Given problem — Count how many lines contain the word "potato". Please give only the number.

[Data records]
>> START
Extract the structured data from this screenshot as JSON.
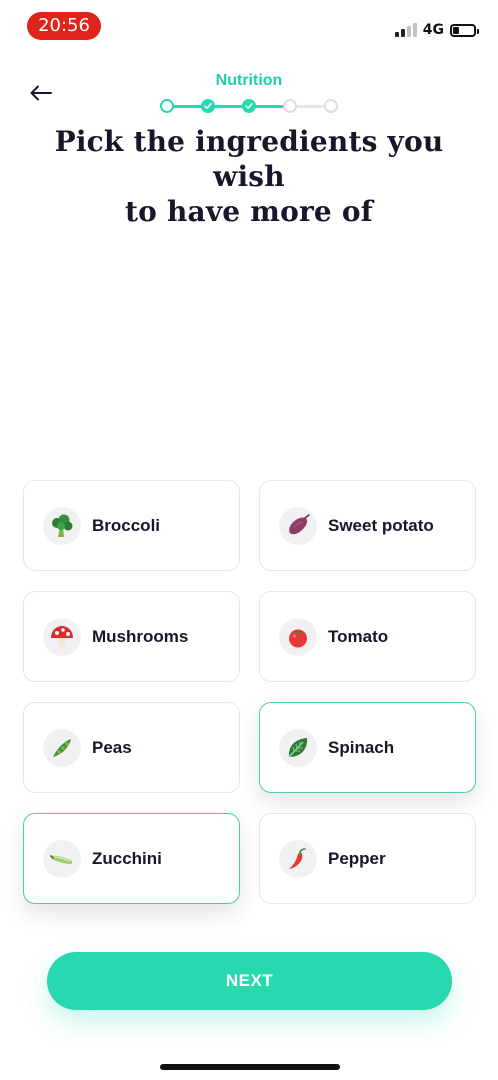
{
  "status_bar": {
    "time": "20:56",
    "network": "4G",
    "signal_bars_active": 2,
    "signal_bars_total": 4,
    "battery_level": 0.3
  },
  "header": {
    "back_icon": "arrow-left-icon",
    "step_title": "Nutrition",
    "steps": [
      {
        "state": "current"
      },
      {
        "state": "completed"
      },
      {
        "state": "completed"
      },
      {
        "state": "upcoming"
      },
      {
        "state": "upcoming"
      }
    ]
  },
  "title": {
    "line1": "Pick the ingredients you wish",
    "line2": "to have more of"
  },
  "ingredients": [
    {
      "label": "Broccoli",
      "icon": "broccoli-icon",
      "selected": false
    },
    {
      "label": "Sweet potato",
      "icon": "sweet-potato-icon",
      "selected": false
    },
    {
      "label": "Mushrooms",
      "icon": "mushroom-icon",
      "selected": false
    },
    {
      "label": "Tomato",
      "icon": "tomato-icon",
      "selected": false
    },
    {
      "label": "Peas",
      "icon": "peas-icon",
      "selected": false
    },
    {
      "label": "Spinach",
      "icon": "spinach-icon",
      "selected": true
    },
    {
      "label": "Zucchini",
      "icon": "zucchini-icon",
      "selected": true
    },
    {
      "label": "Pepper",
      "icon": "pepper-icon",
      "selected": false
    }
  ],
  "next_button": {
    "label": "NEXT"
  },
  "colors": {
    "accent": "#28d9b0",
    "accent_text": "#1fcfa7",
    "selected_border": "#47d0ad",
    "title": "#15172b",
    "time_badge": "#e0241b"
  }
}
>> END
>> START
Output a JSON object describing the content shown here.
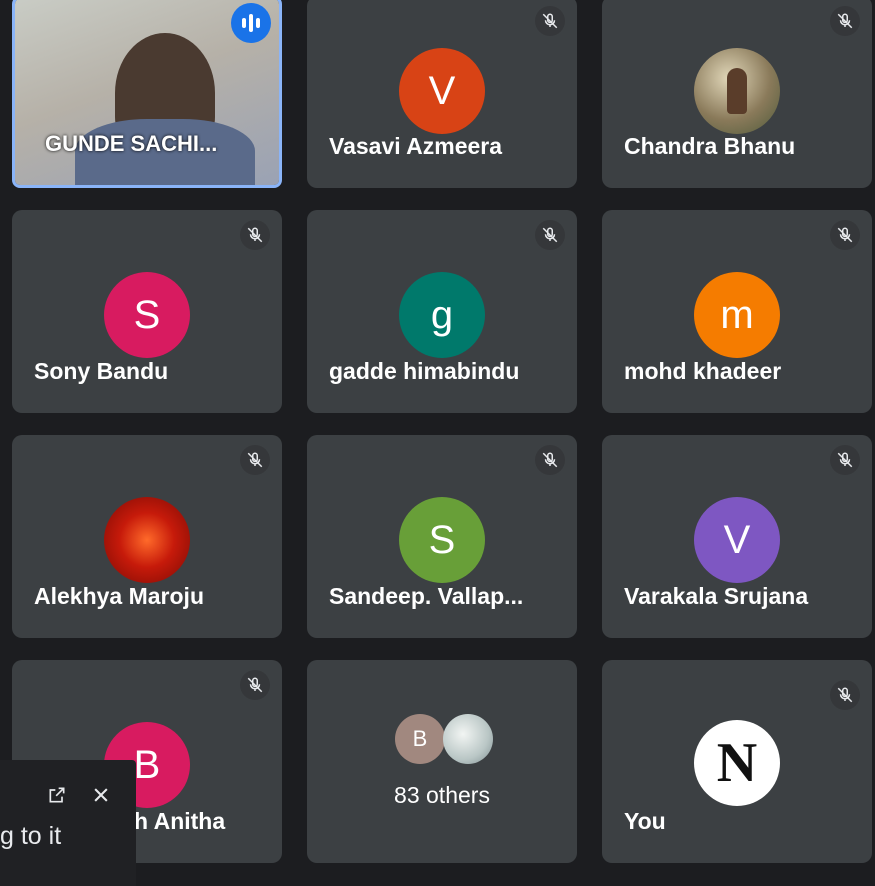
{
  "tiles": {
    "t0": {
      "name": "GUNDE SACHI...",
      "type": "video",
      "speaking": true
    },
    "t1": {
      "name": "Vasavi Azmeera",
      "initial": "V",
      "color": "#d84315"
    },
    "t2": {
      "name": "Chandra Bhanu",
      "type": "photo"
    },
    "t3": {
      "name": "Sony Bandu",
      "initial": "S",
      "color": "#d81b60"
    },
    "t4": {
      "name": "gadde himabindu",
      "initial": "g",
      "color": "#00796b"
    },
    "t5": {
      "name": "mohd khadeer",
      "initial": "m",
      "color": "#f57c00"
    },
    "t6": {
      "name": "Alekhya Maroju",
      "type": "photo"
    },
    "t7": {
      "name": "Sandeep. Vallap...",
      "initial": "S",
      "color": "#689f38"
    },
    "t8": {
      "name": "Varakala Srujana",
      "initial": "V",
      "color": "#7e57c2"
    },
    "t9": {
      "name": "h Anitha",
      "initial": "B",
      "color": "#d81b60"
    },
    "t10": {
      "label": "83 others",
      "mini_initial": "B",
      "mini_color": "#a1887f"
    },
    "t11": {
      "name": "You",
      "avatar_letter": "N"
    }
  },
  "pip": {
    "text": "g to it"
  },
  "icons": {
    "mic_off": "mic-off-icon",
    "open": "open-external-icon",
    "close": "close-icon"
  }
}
>> END
Exercise output — 2